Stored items
━━━━━━━━━━━━━━━━
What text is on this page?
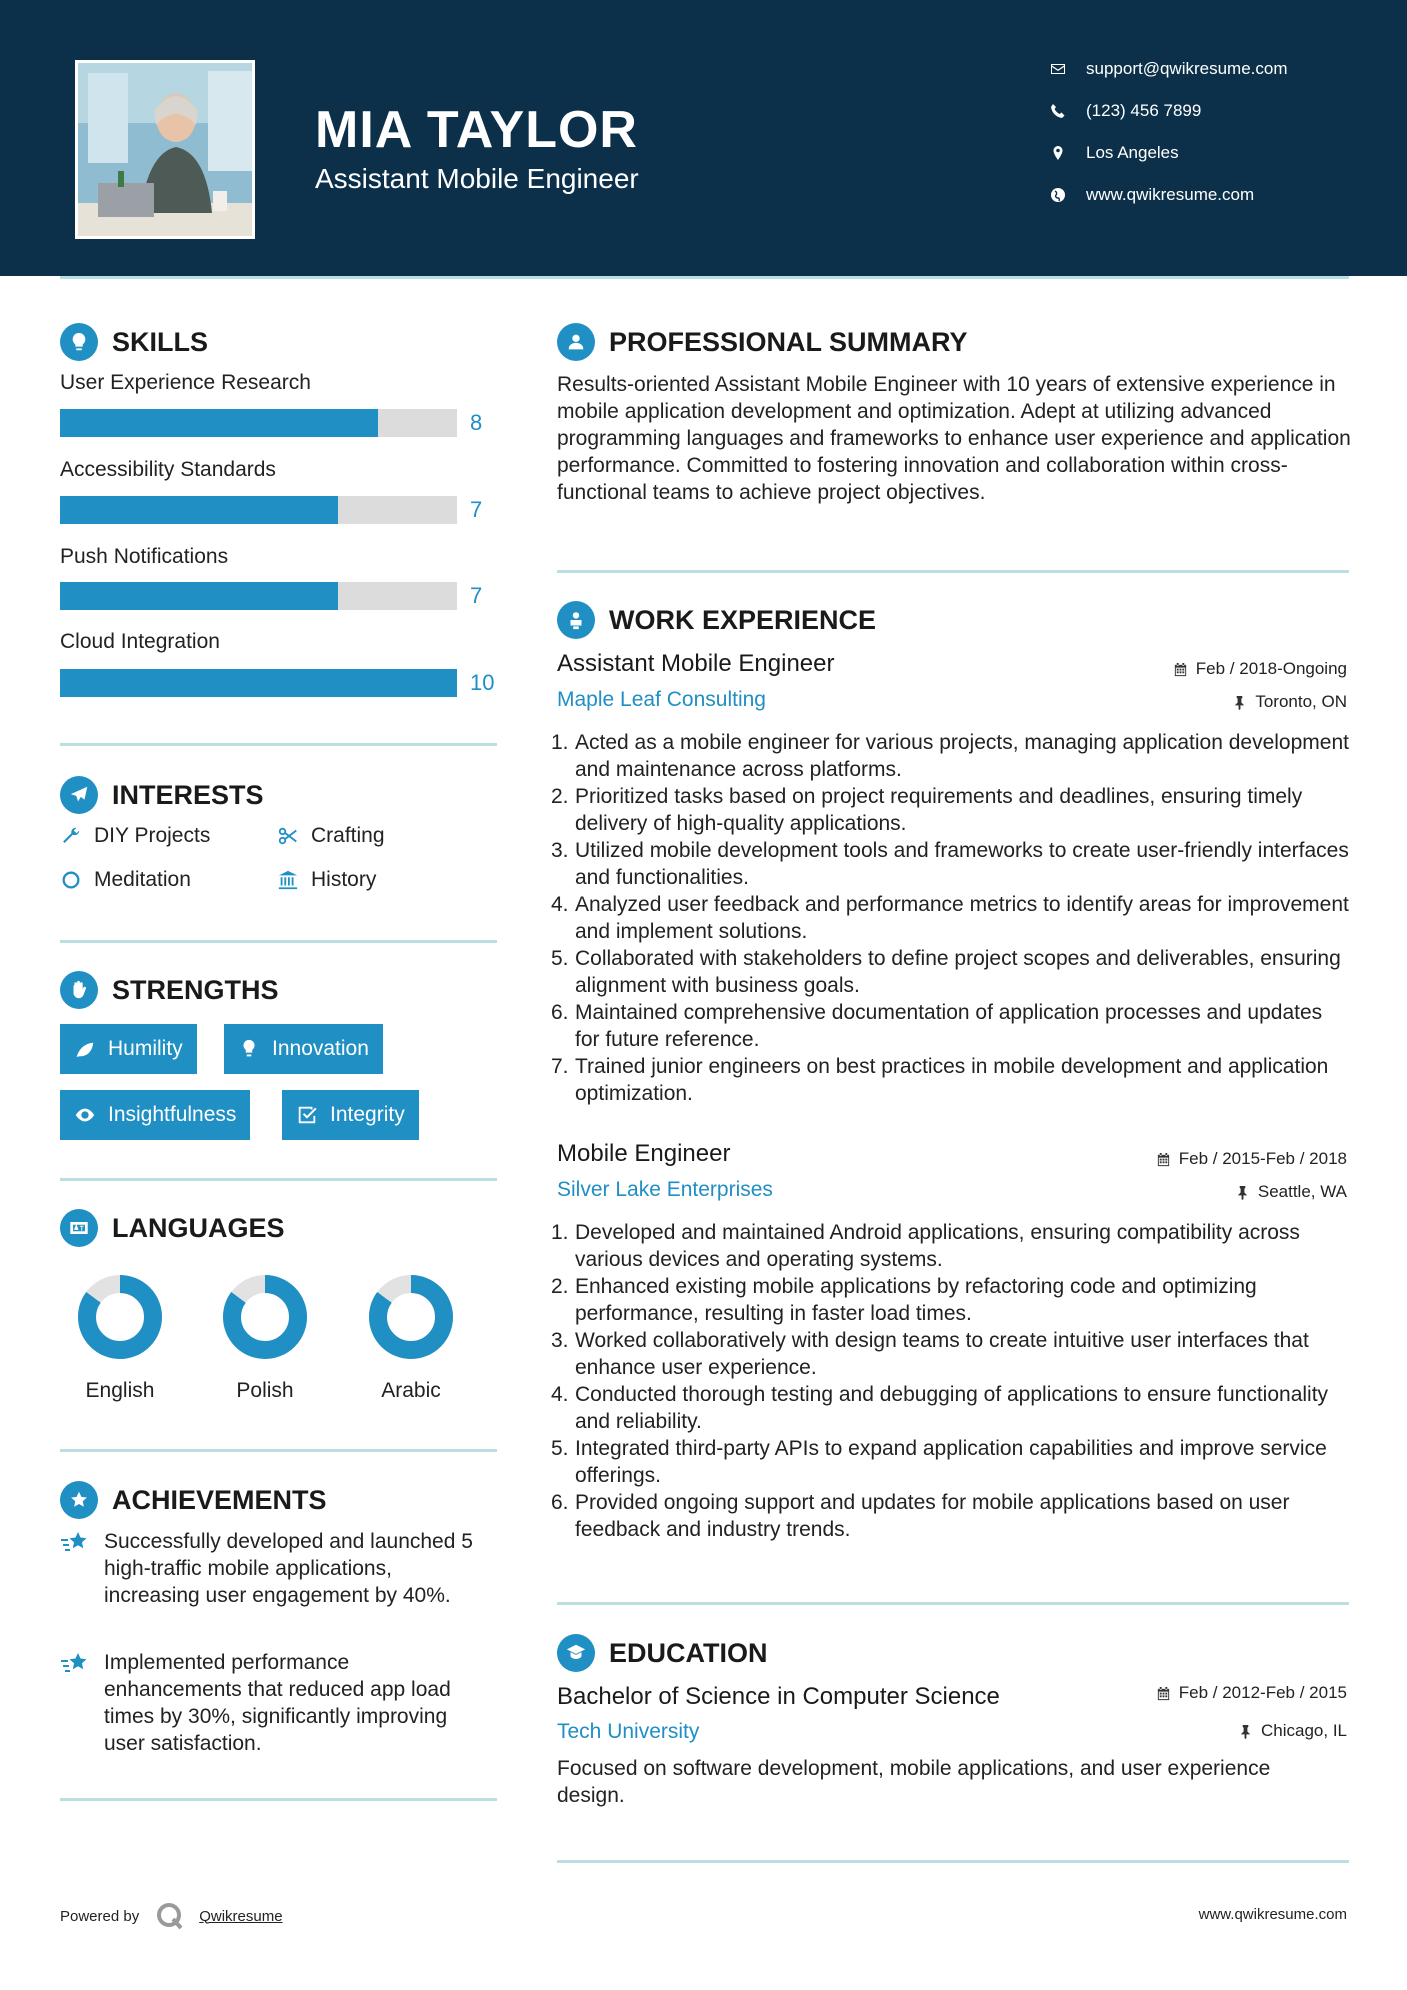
MIA TAYLOR
Assistant Mobile Engineer
support@qwikresume.com
(123) 456 7899
Los Angeles
www.qwikresume.com
SKILLS
User Experience Research
8
Accessibility Standards
7
Push Notifications
7
Cloud Integration
10
INTERESTS
DIY Projects	Crafting
Meditation	History
STRENGTHS
Humility	Innovation
Insightfulness	Integrity
LANGUAGES
English	Polish	Arabic
ACHIEVEMENTS
Successfully developed and launched 5 high-traffic mobile applications, increasing user engagement by 40%.
Implemented performance enhancements that reduced app load times by 30%, significantly improving user satisfaction.
PROFESSIONAL SUMMARY
Results-oriented Assistant Mobile Engineer with 10 years of extensive experience in mobile application development and optimization. Adept at utilizing advanced programming languages and frameworks to enhance user experience and application performance. Committed to fostering innovation and collaboration within cross-functional teams to achieve project objectives.
WORK EXPERIENCE
Assistant Mobile Engineer	Feb / 2018-Ongoing
Maple Leaf Consulting	Toronto, ON
1. Acted as a mobile engineer for various projects, managing application development and maintenance across platforms.
2. Prioritized tasks based on project requirements and deadlines, ensuring timely delivery of high-quality applications.
3. Utilized mobile development tools and frameworks to create user-friendly interfaces and functionalities.
4. Analyzed user feedback and performance metrics to identify areas for improvement and implement solutions.
5. Collaborated with stakeholders to define project scopes and deliverables, ensuring alignment with business goals.
6. Maintained comprehensive documentation of application processes and updates for future reference.
7. Trained junior engineers on best practices in mobile development and application optimization.
Mobile Engineer	Feb / 2015-Feb / 2018
Silver Lake Enterprises	Seattle, WA
1. Developed and maintained Android applications, ensuring compatibility across various devices and operating systems.
2. Enhanced existing mobile applications by refactoring code and optimizing performance, resulting in faster load times.
3. Worked collaboratively with design teams to create intuitive user interfaces that enhance user experience.
4. Conducted thorough testing and debugging of applications to ensure functionality and reliability.
5. Integrated third-party APIs to expand application capabilities and improve service offerings.
6. Provided ongoing support and updates for mobile applications based on user feedback and industry trends.
EDUCATION
Bachelor of Science in Computer Science	Feb / 2012-Feb / 2015
Tech University	Chicago, IL
Focused on software development, mobile applications, and user experience design.
Powered by	Qwikresume	www.qwikresume.com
━━━━━━━━━━━━━━━━
Copy out all the records exactly, excluding pictures.

What text is on this page?
MIA TAYLOR
Assistant Mobile Engineer
support@qwikresume.com
(123) 456 7899
Los Angeles
www.qwikresume.com
SKILLS
User Experience Research
8
Accessibility Standards
7
Push Notifications
7
Cloud Integration
10
INTERESTS
DIY Projects	Crafting
Meditation	History
STRENGTHS
Humility	Innovation
Insightfulness	Integrity
LANGUAGES
English	Polish	Arabic
ACHIEVEMENTS
Successfully developed and launched 5 high-traffic mobile applications, increasing user engagement by 40%.
Implemented performance enhancements that reduced app load times by 30%, significantly improving user satisfaction.
PROFESSIONAL SUMMARY
Results-oriented Assistant Mobile Engineer with 10 years of extensive experience in mobile application development and optimization. Adept at utilizing advanced programming languages and frameworks to enhance user experience and application performance. Committed to fostering innovation and collaboration within cross-functional teams to achieve project objectives.
WORK EXPERIENCE
Assistant Mobile Engineer	Feb / 2018-Ongoing
Maple Leaf Consulting	Toronto, ON
1. Acted as a mobile engineer for various projects, managing application development and maintenance across platforms.
2. Prioritized tasks based on project requirements and deadlines, ensuring timely delivery of high-quality applications.
3. Utilized mobile development tools and frameworks to create user-friendly interfaces and functionalities.
4. Analyzed user feedback and performance metrics to identify areas for improvement and implement solutions.
5. Collaborated with stakeholders to define project scopes and deliverables, ensuring alignment with business goals.
6. Maintained comprehensive documentation of application processes and updates for future reference.
7. Trained junior engineers on best practices in mobile development and application optimization.
Mobile Engineer	Feb / 2015-Feb / 2018
Silver Lake Enterprises	Seattle, WA
1. Developed and maintained Android applications, ensuring compatibility across various devices and operating systems.
2. Enhanced existing mobile applications by refactoring code and optimizing performance, resulting in faster load times.
3. Worked collaboratively with design teams to create intuitive user interfaces that enhance user experience.
4. Conducted thorough testing and debugging of applications to ensure functionality and reliability.
5. Integrated third-party APIs to expand application capabilities and improve service offerings.
6. Provided ongoing support and updates for mobile applications based on user feedback and industry trends.
EDUCATION
Bachelor of Science in Computer Science	Feb / 2012-Feb / 2015
Tech University	Chicago, IL
Focused on software development, mobile applications, and user experience design.
Powered by	Qwikresume	www.qwikresume.com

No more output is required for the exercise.